Given request:
Write out each line of the entries below without changing a single character.

(Region boundary data)

** Start **

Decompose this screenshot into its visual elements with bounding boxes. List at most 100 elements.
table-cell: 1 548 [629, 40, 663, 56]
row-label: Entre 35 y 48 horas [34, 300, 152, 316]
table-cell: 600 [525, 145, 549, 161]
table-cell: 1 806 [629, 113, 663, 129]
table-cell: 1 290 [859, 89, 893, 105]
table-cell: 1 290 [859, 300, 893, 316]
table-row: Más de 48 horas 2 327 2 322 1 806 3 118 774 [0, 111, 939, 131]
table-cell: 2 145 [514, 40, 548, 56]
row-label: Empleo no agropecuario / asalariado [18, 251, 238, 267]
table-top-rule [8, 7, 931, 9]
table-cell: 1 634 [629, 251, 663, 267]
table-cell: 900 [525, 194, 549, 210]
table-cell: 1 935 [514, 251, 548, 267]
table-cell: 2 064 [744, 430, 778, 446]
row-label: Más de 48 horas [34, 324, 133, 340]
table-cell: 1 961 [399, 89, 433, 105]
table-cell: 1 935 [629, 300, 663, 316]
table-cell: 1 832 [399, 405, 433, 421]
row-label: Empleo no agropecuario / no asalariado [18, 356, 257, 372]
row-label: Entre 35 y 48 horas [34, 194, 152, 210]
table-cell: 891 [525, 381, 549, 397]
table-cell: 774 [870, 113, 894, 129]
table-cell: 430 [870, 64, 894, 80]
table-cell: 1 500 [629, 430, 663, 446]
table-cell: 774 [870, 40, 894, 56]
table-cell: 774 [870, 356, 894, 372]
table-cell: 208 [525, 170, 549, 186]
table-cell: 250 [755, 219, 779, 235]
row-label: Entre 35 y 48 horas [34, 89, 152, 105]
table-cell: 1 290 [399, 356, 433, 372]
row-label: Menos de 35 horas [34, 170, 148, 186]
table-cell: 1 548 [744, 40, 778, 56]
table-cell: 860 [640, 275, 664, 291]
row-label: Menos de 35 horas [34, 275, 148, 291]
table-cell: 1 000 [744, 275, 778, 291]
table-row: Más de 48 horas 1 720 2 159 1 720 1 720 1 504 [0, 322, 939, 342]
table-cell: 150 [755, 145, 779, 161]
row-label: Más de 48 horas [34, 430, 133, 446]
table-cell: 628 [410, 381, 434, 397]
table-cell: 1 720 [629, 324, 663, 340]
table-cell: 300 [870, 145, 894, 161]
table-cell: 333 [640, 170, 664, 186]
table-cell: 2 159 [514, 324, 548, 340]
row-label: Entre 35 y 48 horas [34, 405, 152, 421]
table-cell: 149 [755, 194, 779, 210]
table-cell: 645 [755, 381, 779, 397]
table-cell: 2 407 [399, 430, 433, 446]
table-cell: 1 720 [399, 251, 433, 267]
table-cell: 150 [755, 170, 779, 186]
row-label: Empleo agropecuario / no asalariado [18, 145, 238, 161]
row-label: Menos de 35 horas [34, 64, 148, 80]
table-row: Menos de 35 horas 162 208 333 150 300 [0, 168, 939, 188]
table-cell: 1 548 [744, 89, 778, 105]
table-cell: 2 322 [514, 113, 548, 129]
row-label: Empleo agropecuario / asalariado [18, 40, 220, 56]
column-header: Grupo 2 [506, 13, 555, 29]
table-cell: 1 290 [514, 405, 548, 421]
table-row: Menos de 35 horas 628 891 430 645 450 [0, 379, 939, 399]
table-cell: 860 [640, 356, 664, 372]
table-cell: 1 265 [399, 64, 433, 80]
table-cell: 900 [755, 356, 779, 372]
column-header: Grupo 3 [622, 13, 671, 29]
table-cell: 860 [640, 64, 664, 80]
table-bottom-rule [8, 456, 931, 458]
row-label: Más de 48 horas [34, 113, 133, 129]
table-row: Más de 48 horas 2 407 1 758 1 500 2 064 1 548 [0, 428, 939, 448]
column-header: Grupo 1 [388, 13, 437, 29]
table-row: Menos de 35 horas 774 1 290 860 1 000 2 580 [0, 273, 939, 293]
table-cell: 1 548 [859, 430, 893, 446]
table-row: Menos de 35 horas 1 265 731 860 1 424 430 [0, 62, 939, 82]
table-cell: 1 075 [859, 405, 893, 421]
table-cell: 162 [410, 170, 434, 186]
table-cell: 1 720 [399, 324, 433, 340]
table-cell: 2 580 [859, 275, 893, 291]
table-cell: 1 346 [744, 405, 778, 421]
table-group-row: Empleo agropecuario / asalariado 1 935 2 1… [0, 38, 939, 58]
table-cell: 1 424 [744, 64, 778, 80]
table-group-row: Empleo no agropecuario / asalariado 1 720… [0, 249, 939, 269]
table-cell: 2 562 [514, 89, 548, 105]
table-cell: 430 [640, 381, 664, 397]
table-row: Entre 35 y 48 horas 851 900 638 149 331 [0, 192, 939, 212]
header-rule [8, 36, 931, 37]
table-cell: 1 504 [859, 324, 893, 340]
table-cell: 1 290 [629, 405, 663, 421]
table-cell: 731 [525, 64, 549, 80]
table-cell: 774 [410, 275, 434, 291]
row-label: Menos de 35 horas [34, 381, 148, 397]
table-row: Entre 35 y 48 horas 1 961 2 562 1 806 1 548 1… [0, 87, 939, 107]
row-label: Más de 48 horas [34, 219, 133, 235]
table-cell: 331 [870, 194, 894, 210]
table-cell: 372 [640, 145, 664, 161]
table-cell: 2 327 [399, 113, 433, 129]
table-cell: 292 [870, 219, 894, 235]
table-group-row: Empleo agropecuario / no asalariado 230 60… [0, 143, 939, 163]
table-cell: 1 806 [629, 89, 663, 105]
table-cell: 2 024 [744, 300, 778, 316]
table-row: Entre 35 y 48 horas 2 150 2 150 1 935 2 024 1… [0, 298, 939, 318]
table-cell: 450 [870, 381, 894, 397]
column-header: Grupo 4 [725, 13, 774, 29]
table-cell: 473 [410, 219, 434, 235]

** End **

Solution to this problem:
Decompose this screenshot into its visual elements with bounding boxes. List at most 100 elements.
table-cell: 1 548 [629, 40, 663, 56]
row-label: Entre 35 y 48 horas [34, 300, 152, 316]
table-cell: 600 [525, 145, 549, 161]
table-cell: 1 806 [629, 113, 663, 129]
table-cell: 1 290 [859, 89, 893, 105]
table-cell: 1 290 [859, 300, 893, 316]
table-row: Más de 48 horas 2 327 2 322 1 806 3 118 774 [0, 111, 939, 131]
table-cell: 2 145 [514, 40, 548, 56]
row-label: Empleo no agropecuario / asalariado [18, 251, 238, 267]
table-top-rule [8, 7, 931, 9]
table-cell: 1 634 [629, 251, 663, 267]
table-cell: 900 [525, 194, 549, 210]
table-cell: 1 935 [514, 251, 548, 267]
table-cell: 2 064 [744, 430, 778, 446]
row-label: Más de 48 horas [34, 324, 133, 340]
table-cell: 1 961 [399, 89, 433, 105]
table-cell: 1 935 [629, 300, 663, 316]
table-cell: 1 832 [399, 405, 433, 421]
row-label: Empleo no agropecuario / no asalariado [18, 356, 257, 372]
row-label: Entre 35 y 48 horas [34, 194, 152, 210]
table-cell: 891 [525, 381, 549, 397]
table-cell: 774 [870, 113, 894, 129]
table-cell: 430 [870, 64, 894, 80]
table-cell: 1 500 [629, 430, 663, 446]
table-cell: 774 [870, 40, 894, 56]
table-cell: 774 [870, 356, 894, 372]
table-cell: 208 [525, 170, 549, 186]
table-cell: 250 [755, 219, 779, 235]
row-label: Entre 35 y 48 horas [34, 89, 152, 105]
table-cell: 1 290 [399, 356, 433, 372]
row-label: Menos de 35 horas [34, 170, 148, 186]
table-cell: 1 548 [744, 40, 778, 56]
table-cell: 860 [640, 275, 664, 291]
row-label: Menos de 35 horas [34, 275, 148, 291]
table-cell: 1 000 [744, 275, 778, 291]
table-row: Más de 48 horas 1 720 2 159 1 720 1 720 1 504 [0, 322, 939, 342]
table-cell: 150 [755, 145, 779, 161]
row-label: Más de 48 horas [34, 430, 133, 446]
table-cell: 628 [410, 381, 434, 397]
table-cell: 1 720 [629, 324, 663, 340]
table-cell: 300 [870, 145, 894, 161]
table-cell: 333 [640, 170, 664, 186]
table-cell: 2 159 [514, 324, 548, 340]
row-label: Entre 35 y 48 horas [34, 405, 152, 421]
table-cell: 149 [755, 194, 779, 210]
table-cell: 645 [755, 381, 779, 397]
table-cell: 2 407 [399, 430, 433, 446]
table-cell: 1 720 [399, 251, 433, 267]
table-cell: 150 [755, 170, 779, 186]
row-label: Empleo agropecuario / no asalariado [18, 145, 238, 161]
row-label: Menos de 35 horas [34, 64, 148, 80]
table-row: Menos de 35 horas 162 208 333 150 300 [0, 168, 939, 188]
table-cell: 1 548 [744, 89, 778, 105]
table-cell: 2 322 [514, 113, 548, 129]
row-label: Empleo agropecuario / asalariado [18, 40, 220, 56]
column-header: Grupo 2 [506, 13, 555, 29]
table-cell: 1 290 [514, 405, 548, 421]
table-row: Menos de 35 horas 628 891 430 645 450 [0, 379, 939, 399]
table-cell: 860 [640, 356, 664, 372]
table-cell: 1 265 [399, 64, 433, 80]
table-cell: 900 [755, 356, 779, 372]
column-header: Grupo 3 [622, 13, 671, 29]
table-cell: 860 [640, 64, 664, 80]
table-bottom-rule [8, 456, 931, 458]
row-label: Más de 48 horas [34, 113, 133, 129]
table-row: Más de 48 horas 2 407 1 758 1 500 2 064 1 548 [0, 428, 939, 448]
column-header: Grupo 1 [388, 13, 437, 29]
table-row: Menos de 35 horas 774 1 290 860 1 000 2 580 [0, 273, 939, 293]
table-cell: 1 548 [859, 430, 893, 446]
table-row: Menos de 35 horas 1 265 731 860 1 424 430 [0, 62, 939, 82]
table-cell: 1 075 [859, 405, 893, 421]
table-cell: 162 [410, 170, 434, 186]
table-cell: 1 720 [399, 324, 433, 340]
table-cell: 2 580 [859, 275, 893, 291]
table-cell: 1 346 [744, 405, 778, 421]
table-group-row: Empleo agropecuario / asalariado 1 935 2 1… [0, 38, 939, 58]
table-cell: 1 424 [744, 64, 778, 80]
table-group-row: Empleo no agropecuario / asalariado 1 720… [0, 249, 939, 269]
table-cell: 2 562 [514, 89, 548, 105]
table-cell: 430 [640, 381, 664, 397]
table-row: Entre 35 y 48 horas 851 900 638 149 331 [0, 192, 939, 212]
header-rule [8, 36, 931, 37]
table-cell: 1 504 [859, 324, 893, 340]
table-cell: 1 290 [629, 405, 663, 421]
table-cell: 731 [525, 64, 549, 80]
table-cell: 774 [410, 275, 434, 291]
row-label: Menos de 35 horas [34, 381, 148, 397]
table-row: Entre 35 y 48 horas 1 961 2 562 1 806 1 548 1… [0, 87, 939, 107]
row-label: Más de 48 horas [34, 219, 133, 235]
table-cell: 331 [870, 194, 894, 210]
table-cell: 372 [640, 145, 664, 161]
table-cell: 2 327 [399, 113, 433, 129]
table-cell: 292 [870, 219, 894, 235]
table-group-row: Empleo agropecuario / no asalariado 230 60… [0, 143, 939, 163]
table-cell: 1 806 [629, 89, 663, 105]
table-cell: 2 024 [744, 300, 778, 316]
table-row: Entre 35 y 48 horas 2 150 2 150 1 935 2 024 1… [0, 298, 939, 318]
table-cell: 450 [870, 381, 894, 397]
column-header: Grupo 4 [725, 13, 774, 29]
table-cell: 473 [410, 219, 434, 235]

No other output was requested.